--- Task details ---
Carry none of the pictures over; set down the material below exactly.

[Records from a data collection]

===

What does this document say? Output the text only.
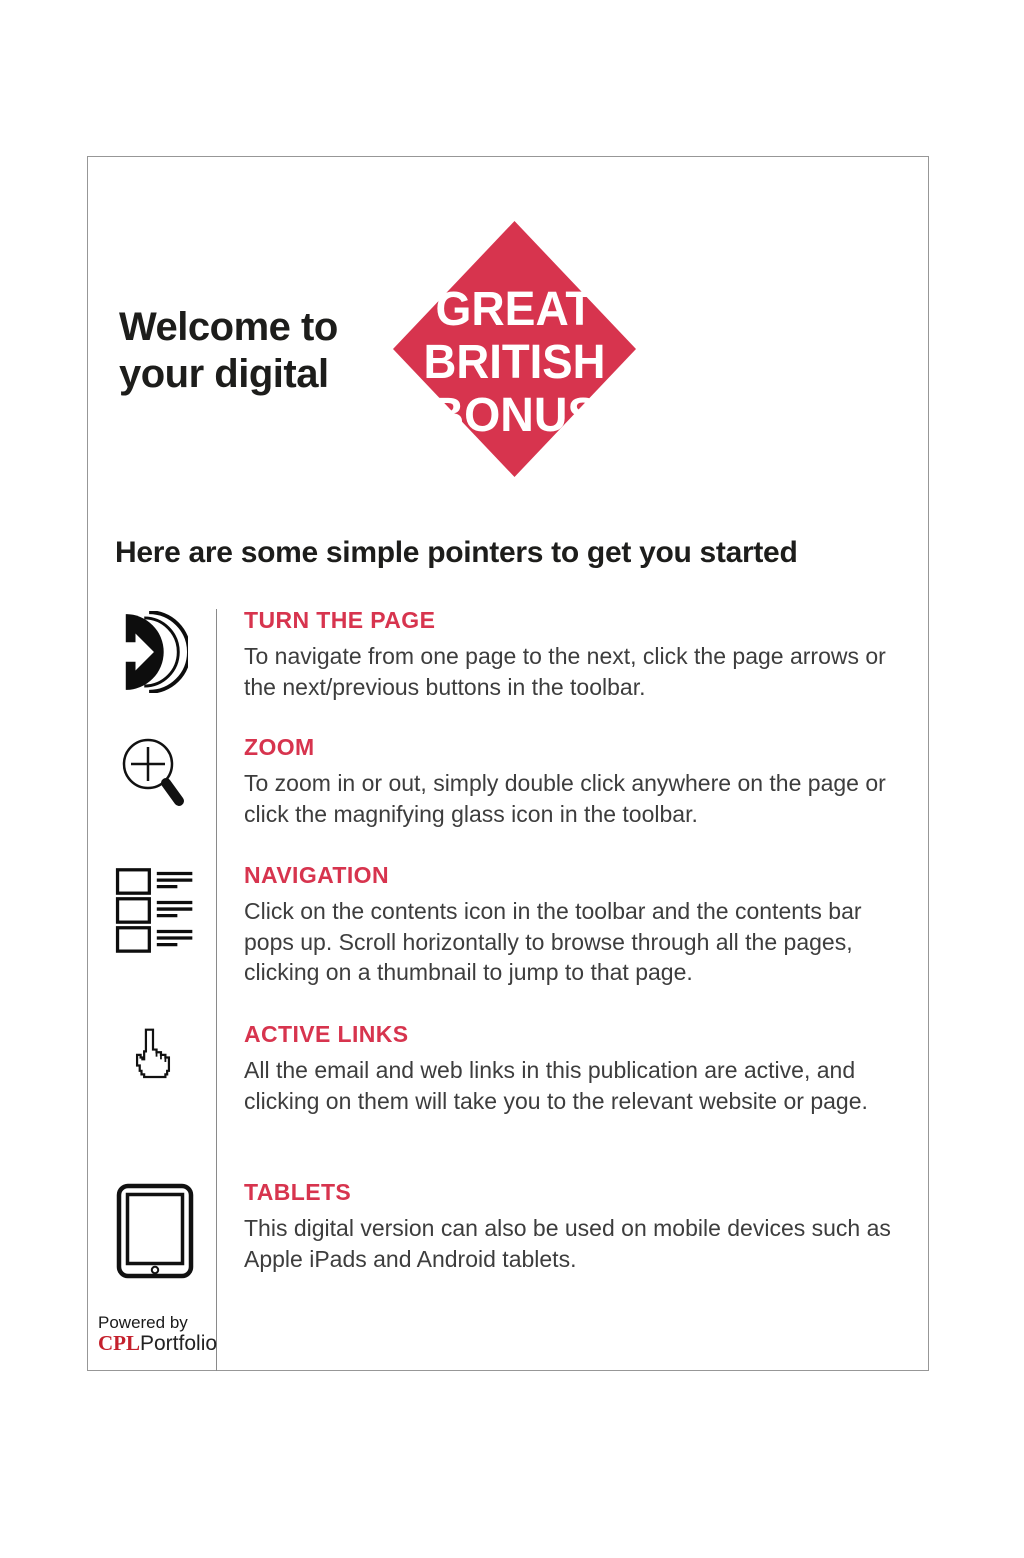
Welcome to
your digital
GREAT
BRITISH
BONUS
Here are some simple pointers to get you started
TURN THE PAGE

To navigate from one page to the next, click the page arrows or the next/previous buttons in the toolbar.

ZOOM

To zoom in or out, simply double click anywhere on the page or click the magnifying glass icon in the toolbar.

NAVIGATION

Click on the contents icon in the toolbar and the contents bar pops up. Scroll horizontally to browse through all the pages, clicking on a thumbnail to jump to that page.

ACTIVE LINKS

All the email and web links in this publication are active, and clicking on them will take you to the relevant website or page.

TABLETS

This digital version can also be used on mobile devices such as Apple iPads and Android tablets.

Powered by
CPLPortfolio
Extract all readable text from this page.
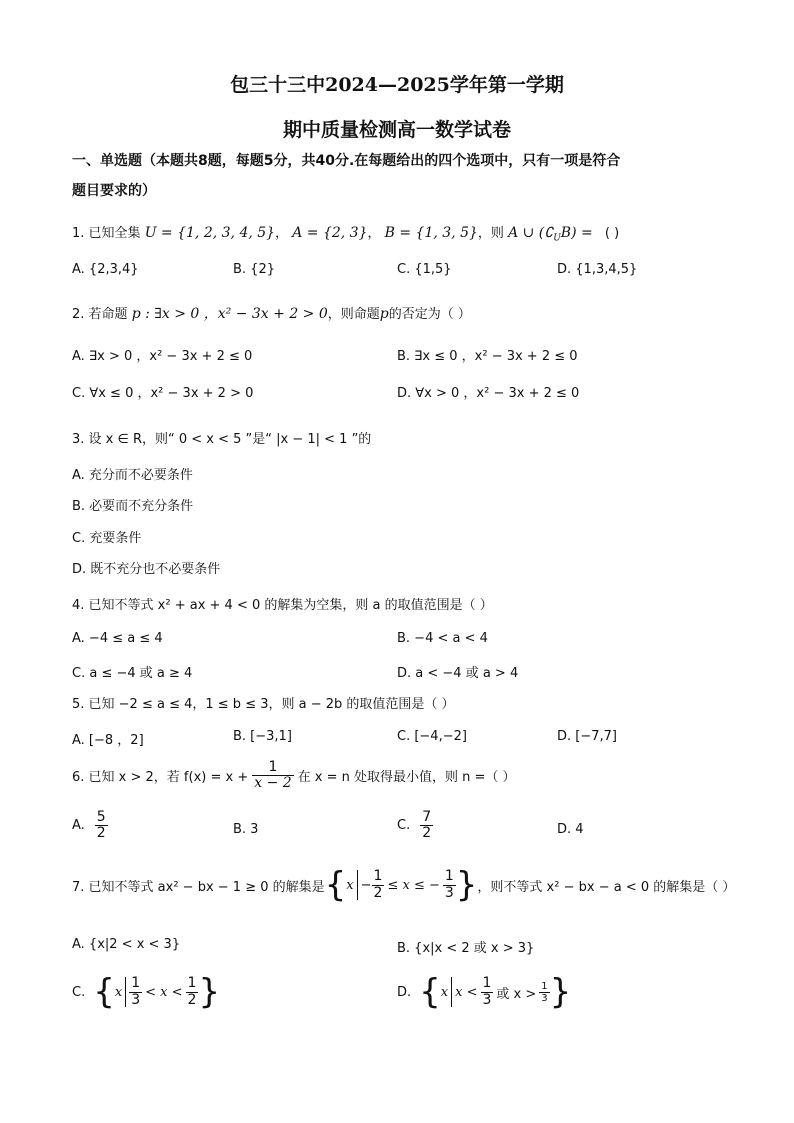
包三十三中2024—2025学年第一学期
期中质量检测高一数学试卷
一、单选题（本题共8题，每题5分，共40分.在每题给出的四个选项中，只有一项是符合
题目要求的）
1. 已知全集 U = {1, 2, 3, 4, 5}， A = {2, 3}， B = {1, 3, 5}，则 A ∪ $(∁_UB)$ = ( )
A. {2,3,4}	B. {2}	C. {1,5}	D. {1,3,4,5}
2. 若命题 p : ∃x > 0 ，x² − 3x + 2 > 0，则命题p的否定为（ ）
A. ∃x > 0 ，x² − 3x + 2 ≤ 0	B. ∃x ≤ 0 ，x² − 3x + 2 ≤ 0
C. ∀x ≤ 0 ，x² − 3x + 2 > 0	D. ∀x > 0 ，x² − 3x + 2 ≤ 0
3. 设 x ∈ R，则“ 0 < x < 5 ”是“ |x − 1| < 1 ”的
A. 充分而不必要条件
B. 必要而不充分条件
C. 充要条件
D. 既不充分也不必要条件
4. 已知不等式 x² + ax + 4 < 0 的解集为空集，则 a 的取值范围是（ ）
A. −4 ≤ a ≤ 4	B. −4 < a < 4
C. a ≤ −4 或 a ≥ 4	D. a < −4 或 a > 4
5. 已知 −2 ≤ a ≤ 4，1 ≤ b ≤ 3，则 a − 2b 的取值范围是（ ）
A. [−8 ，2]	B. [−3,1]	C. [−4,−2]	D. [−7,7]
6. 已知 x > 2，若 $f(x) = x + \frac{1}{x - 2}$ 在 x = n 处取得最小值，则 n =（ ）
A. $\frac{5}{2}$	B. 3	C. $\frac{7}{2}$	D. 4
7. 已知不等式 ax² − bx − 1 ≥ 0 的解集是 { $x - \frac{1}{2} \le x$ ≤ − $\frac{1}{3}$ } ，则不等式 x² − bx − a < 0 的解集是（ ）
A. {x|2 < x < 3}	B. {x|x < 2 或 x > 3}
C. { x $\frac{1}{3} < x < \frac{1}{2}$ }	D. { x $x < \frac{1}{3}$ 或 $x > \frac{1}{3}$ }
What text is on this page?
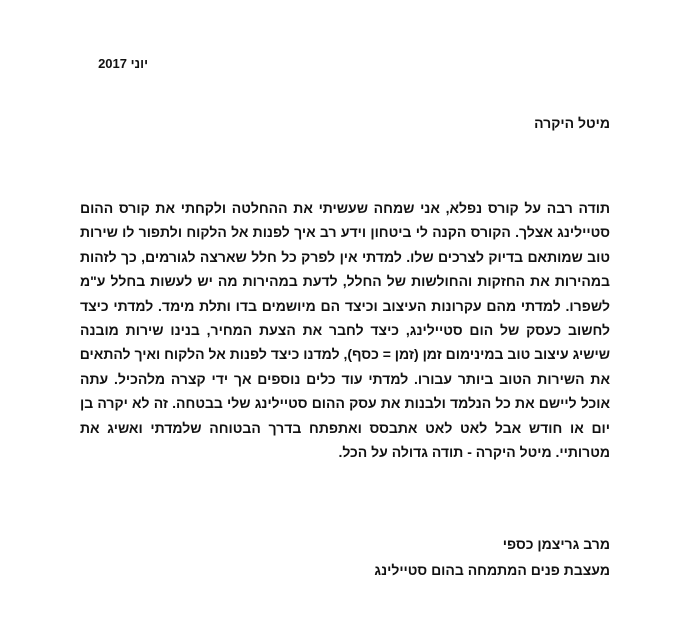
יוני 2017
מיטל היקרה
תודה רבה על קורס נפלא, אני שמחה שעשיתי את ההחלטה ולקחתי את קורס ההום
סטיילינג אצלך. הקורס הקנה לי ביטחון וידע רב איך לפנות אל הלקוח ולתפור לו שירות
טוב שמותאם בדיוק לצרכים שלו. למדתי אין לפרק כל חלל שארצה לגורמים, כך לזהות
במהירות את החזקות והחולשות של החלל, לדעת במהירות מה יש לעשות בחלל ע"מ
לשפרו. למדתי מהם עקרונות העיצוב וכיצד הם מיושמים בדו ותלת מימד. למדתי כיצד
לחשוב כעסק של הום סטיילינג, כיצד לחבר את הצעת המחיר, בנינו שירות מובנה
שישיג עיצוב טוב במינימום זמן (זמן = כסף), למדנו כיצד לפנות אל הלקוח ואיך להתאים
את השירות הטוב ביותר עבורו. למדתי עוד כלים נוספים אך ידי קצרה מלהכיל. עתה
אוכל ליישם את כל הנלמד ולבנות את עסק ההום סטיילינג שלי בבטחה. זה לא יקרה בן
יום או חודש אבל לאט לאט אתבסס ואתפתח בדרך הבטוחה שלמדתי ואשיג את
מטרותיי. מיטל היקרה - תודה גדולה על הכל.
מרב גריצמן כספי
מעצבת פנים המתמחה בהום סטיילינג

===

--- Expected answer ---
What does this document say? Output the text only.
Welcome to
your digital
GREAT
BRITISH
BONUS
Here are some simple pointers to get you started
TURN THE PAGE

To navigate from one page to the next, click the page arrows or the next/previous buttons in the toolbar.

ZOOM

To zoom in or out, simply double click anywhere on the page or click the magnifying glass icon in the toolbar.

NAVIGATION

Click on the contents icon in the toolbar and the contents bar pops up. Scroll horizontally to browse through all the pages, clicking on a thumbnail to jump to that page.

ACTIVE LINKS

All the email and web links in this publication are active, and clicking on them will take you to the relevant website or page.

TABLETS

This digital version can also be used on mobile devices such as Apple iPads and Android tablets.

Powered by
CPLPortfolio
Extract all readable text from this page.
包三十三中2024—2025学年第一学期
期中质量检测高一数学试卷
一、单选题（本题共8题，每题5分，共40分.在每题给出的四个选项中，只有一项是符合
题目要求的）
1. 已知全集 U = {1, 2, 3, 4, 5}， A = {2, 3}， B = {1, 3, 5}，则 A ∪ $(∁_UB)$ = ( )
A. {2,3,4}	B. {2}	C. {1,5}	D. {1,3,4,5}
2. 若命题 p : ∃x > 0 ，x² − 3x + 2 > 0，则命题p的否定为（ ）
A. ∃x > 0 ，x² − 3x + 2 ≤ 0	B. ∃x ≤ 0 ，x² − 3x + 2 ≤ 0
C. ∀x ≤ 0 ，x² − 3x + 2 > 0	D. ∀x > 0 ，x² − 3x + 2 ≤ 0
3. 设 x ∈ R，则“ 0 < x < 5 ”是“ |x − 1| < 1 ”的
A. 充分而不必要条件
B. 必要而不充分条件
C. 充要条件
D. 既不充分也不必要条件
4. 已知不等式 x² + ax + 4 < 0 的解集为空集，则 a 的取值范围是（ ）
A. −4 ≤ a ≤ 4	B. −4 < a < 4
C. a ≤ −4 或 a ≥ 4	D. a < −4 或 a > 4
5. 已知 −2 ≤ a ≤ 4，1 ≤ b ≤ 3，则 a − 2b 的取值范围是（ ）
A. [−8 ，2]	B. [−3,1]	C. [−4,−2]	D. [−7,7]
6. 已知 x > 2，若 $f(x) = x + \frac{1}{x - 2}$ 在 x = n 处取得最小值，则 n =（ ）
A. $\frac{5}{2}$	B. 3	C. $\frac{7}{2}$	D. 4
7. 已知不等式 ax² − bx − 1 ≥ 0 的解集是 { $x - \frac{1}{2} \le x$ ≤ − $\frac{1}{3}$ } ，则不等式 x² − bx − a < 0 的解集是（ ）
A. {x|2 < x < 3}	B. {x|x < 2 或 x > 3}
C. { x $\frac{1}{3} < x < \frac{1}{2}$ }	D. { x $x < \frac{1}{3}$ 或 $x > \frac{1}{3}$ }
What text is on this page?
יוני 2017
מיטל היקרה
תודה רבה על קורס נפלא, אני שמחה שעשיתי את ההחלטה ולקחתי את קורס ההום
סטיילינג אצלך. הקורס הקנה לי ביטחון וידע רב איך לפנות אל הלקוח ולתפור לו שירות
טוב שמותאם בדיוק לצרכים שלו. למדתי אין לפרק כל חלל שארצה לגורמים, כך לזהות
במהירות את החזקות והחולשות של החלל, לדעת במהירות מה יש לעשות בחלל ע"מ
לשפרו. למדתי מהם עקרונות העיצוב וכיצד הם מיושמים בדו ותלת מימד. למדתי כיצד
לחשוב כעסק של הום סטיילינג, כיצד לחבר את הצעת המחיר, בנינו שירות מובנה
שישיג עיצוב טוב במינימום זמן (זמן = כסף), למדנו כיצד לפנות אל הלקוח ואיך להתאים
את השירות הטוב ביותר עבורו. למדתי עוד כלים נוספים אך ידי קצרה מלהכיל. עתה
אוכל ליישם את כל הנלמד ולבנות את עסק ההום סטיילינג שלי בבטחה. זה לא יקרה בן
יום או חודש אבל לאט לאט אתבסס ואתפתח בדרך הבטוחה שלמדתי ואשיג את
מטרותיי. מיטל היקרה - תודה גדולה על הכל.
מרב גריצמן כספי
מעצבת פנים המתמחה בהום סטיילינג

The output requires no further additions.